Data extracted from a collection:
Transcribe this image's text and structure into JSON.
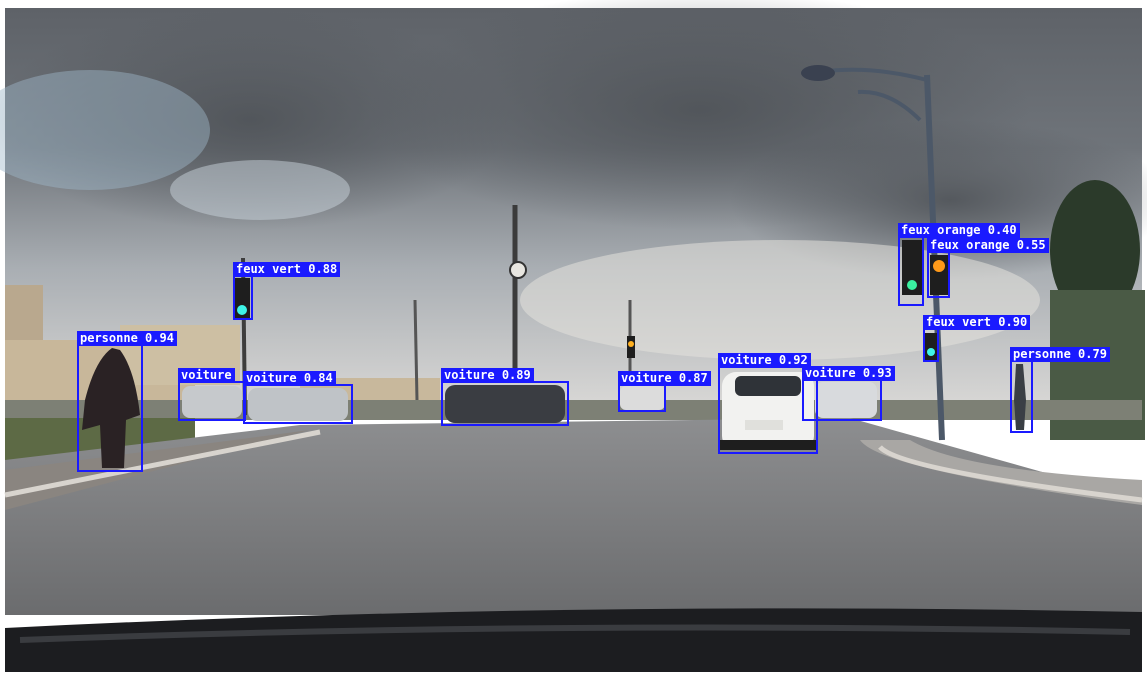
{
  "detections": [
    {
      "id": "d1",
      "class": "personne",
      "score": "0.94"
    },
    {
      "id": "d2",
      "class": "feux vert",
      "score": "0.88"
    },
    {
      "id": "d3",
      "class": "voiture",
      "score": "0.84"
    },
    {
      "id": "d4",
      "class": "voiture",
      "score": ""
    },
    {
      "id": "d5",
      "class": "voiture",
      "score": "0.89"
    },
    {
      "id": "d6",
      "class": "voiture",
      "score": "0.87"
    },
    {
      "id": "d7",
      "class": "voiture",
      "score": "0.92"
    },
    {
      "id": "d8",
      "class": "voiture",
      "score": "0.93"
    },
    {
      "id": "d9",
      "class": "feux orange",
      "score": "0.40"
    },
    {
      "id": "d10",
      "class": "feux orange",
      "score": "0.55"
    },
    {
      "id": "d11",
      "class": "feux vert",
      "score": "0.90"
    },
    {
      "id": "d12",
      "class": "personne",
      "score": "0.79"
    }
  ],
  "colors": {
    "box": "#1a1aff",
    "label_text": "#ffffff"
  }
}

[Exercise task]:
Output the material word for word, omitting its pictures.

[Right answer]:
Transcribe this image's text and structure into JSON.
{
  "detections": [
    {
      "id": "d1",
      "class": "personne",
      "score": "0.94"
    },
    {
      "id": "d2",
      "class": "feux vert",
      "score": "0.88"
    },
    {
      "id": "d3",
      "class": "voiture",
      "score": "0.84"
    },
    {
      "id": "d4",
      "class": "voiture",
      "score": ""
    },
    {
      "id": "d5",
      "class": "voiture",
      "score": "0.89"
    },
    {
      "id": "d6",
      "class": "voiture",
      "score": "0.87"
    },
    {
      "id": "d7",
      "class": "voiture",
      "score": "0.92"
    },
    {
      "id": "d8",
      "class": "voiture",
      "score": "0.93"
    },
    {
      "id": "d9",
      "class": "feux orange",
      "score": "0.40"
    },
    {
      "id": "d10",
      "class": "feux orange",
      "score": "0.55"
    },
    {
      "id": "d11",
      "class": "feux vert",
      "score": "0.90"
    },
    {
      "id": "d12",
      "class": "personne",
      "score": "0.79"
    }
  ],
  "colors": {
    "box": "#1a1aff",
    "label_text": "#ffffff"
  }
}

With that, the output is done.